== Dataset ==
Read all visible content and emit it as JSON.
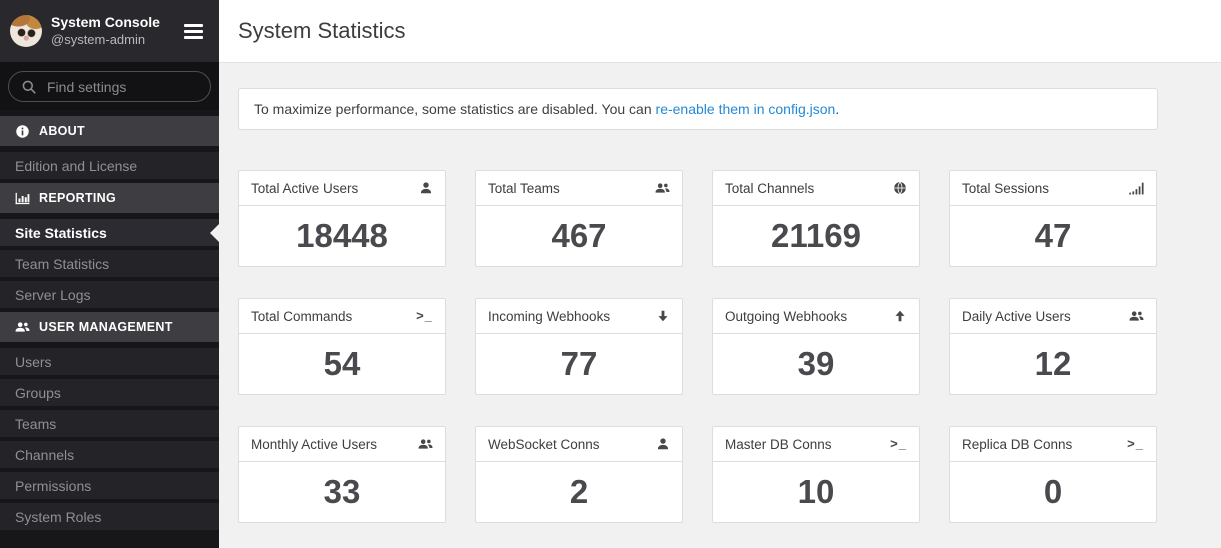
{
  "sidebar": {
    "header": {
      "title": "System Console",
      "subtitle": "@system-admin"
    },
    "search": {
      "placeholder": "Find settings",
      "icon": "search-icon"
    },
    "sections": [
      {
        "label": "ABOUT",
        "icon": "info-icon",
        "items": [
          {
            "label": "Edition and License",
            "active": false
          }
        ]
      },
      {
        "label": "REPORTING",
        "icon": "bar-chart-icon",
        "items": [
          {
            "label": "Site Statistics",
            "active": true
          },
          {
            "label": "Team Statistics",
            "active": false
          },
          {
            "label": "Server Logs",
            "active": false
          }
        ]
      },
      {
        "label": "USER MANAGEMENT",
        "icon": "user-group-icon",
        "items": [
          {
            "label": "Users",
            "active": false
          },
          {
            "label": "Groups",
            "active": false
          },
          {
            "label": "Teams",
            "active": false
          },
          {
            "label": "Channels",
            "active": false
          },
          {
            "label": "Permissions",
            "active": false
          },
          {
            "label": "System Roles",
            "active": false
          }
        ]
      }
    ]
  },
  "main": {
    "title": "System Statistics",
    "banner": {
      "text_before_link": "To maximize performance, some statistics are disabled. You can ",
      "link_text": "re-enable them in config.json",
      "text_after_link": "."
    },
    "stats": [
      {
        "label": "Total Active Users",
        "icon": "user-icon",
        "value": "18448"
      },
      {
        "label": "Total Teams",
        "icon": "user-group-icon",
        "value": "467"
      },
      {
        "label": "Total Channels",
        "icon": "globe-icon",
        "value": "21169"
      },
      {
        "label": "Total Sessions",
        "icon": "signal-icon",
        "value": "47"
      },
      {
        "label": "Total Commands",
        "icon": "terminal-icon",
        "value": "54"
      },
      {
        "label": "Incoming Webhooks",
        "icon": "arrow-down-icon",
        "value": "77"
      },
      {
        "label": "Outgoing Webhooks",
        "icon": "arrow-up-icon",
        "value": "39"
      },
      {
        "label": "Daily Active Users",
        "icon": "user-group-icon",
        "value": "12"
      },
      {
        "label": "Monthly Active Users",
        "icon": "user-group-icon",
        "value": "33"
      },
      {
        "label": "WebSocket Conns",
        "icon": "user-icon",
        "value": "2"
      },
      {
        "label": "Master DB Conns",
        "icon": "terminal-icon",
        "value": "10"
      },
      {
        "label": "Replica DB Conns",
        "icon": "terminal-icon",
        "value": "0"
      }
    ]
  },
  "colors": {
    "link": "#2389d7",
    "active_item_text": "#ffffff"
  }
}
===
**Goal**
Write out the whole listing exactly, and drop the pictures.

**Task result**
Read all visible content and emit it as JSON.
{
  "sidebar": {
    "header": {
      "title": "System Console",
      "subtitle": "@system-admin"
    },
    "search": {
      "placeholder": "Find settings",
      "icon": "search-icon"
    },
    "sections": [
      {
        "label": "ABOUT",
        "icon": "info-icon",
        "items": [
          {
            "label": "Edition and License",
            "active": false
          }
        ]
      },
      {
        "label": "REPORTING",
        "icon": "bar-chart-icon",
        "items": [
          {
            "label": "Site Statistics",
            "active": true
          },
          {
            "label": "Team Statistics",
            "active": false
          },
          {
            "label": "Server Logs",
            "active": false
          }
        ]
      },
      {
        "label": "USER MANAGEMENT",
        "icon": "user-group-icon",
        "items": [
          {
            "label": "Users",
            "active": false
          },
          {
            "label": "Groups",
            "active": false
          },
          {
            "label": "Teams",
            "active": false
          },
          {
            "label": "Channels",
            "active": false
          },
          {
            "label": "Permissions",
            "active": false
          },
          {
            "label": "System Roles",
            "active": false
          }
        ]
      }
    ]
  },
  "main": {
    "title": "System Statistics",
    "banner": {
      "text_before_link": "To maximize performance, some statistics are disabled. You can ",
      "link_text": "re-enable them in config.json",
      "text_after_link": "."
    },
    "stats": [
      {
        "label": "Total Active Users",
        "icon": "user-icon",
        "value": "18448"
      },
      {
        "label": "Total Teams",
        "icon": "user-group-icon",
        "value": "467"
      },
      {
        "label": "Total Channels",
        "icon": "globe-icon",
        "value": "21169"
      },
      {
        "label": "Total Sessions",
        "icon": "signal-icon",
        "value": "47"
      },
      {
        "label": "Total Commands",
        "icon": "terminal-icon",
        "value": "54"
      },
      {
        "label": "Incoming Webhooks",
        "icon": "arrow-down-icon",
        "value": "77"
      },
      {
        "label": "Outgoing Webhooks",
        "icon": "arrow-up-icon",
        "value": "39"
      },
      {
        "label": "Daily Active Users",
        "icon": "user-group-icon",
        "value": "12"
      },
      {
        "label": "Monthly Active Users",
        "icon": "user-group-icon",
        "value": "33"
      },
      {
        "label": "WebSocket Conns",
        "icon": "user-icon",
        "value": "2"
      },
      {
        "label": "Master DB Conns",
        "icon": "terminal-icon",
        "value": "10"
      },
      {
        "label": "Replica DB Conns",
        "icon": "terminal-icon",
        "value": "0"
      }
    ]
  },
  "colors": {
    "link": "#2389d7",
    "active_item_text": "#ffffff"
  }
}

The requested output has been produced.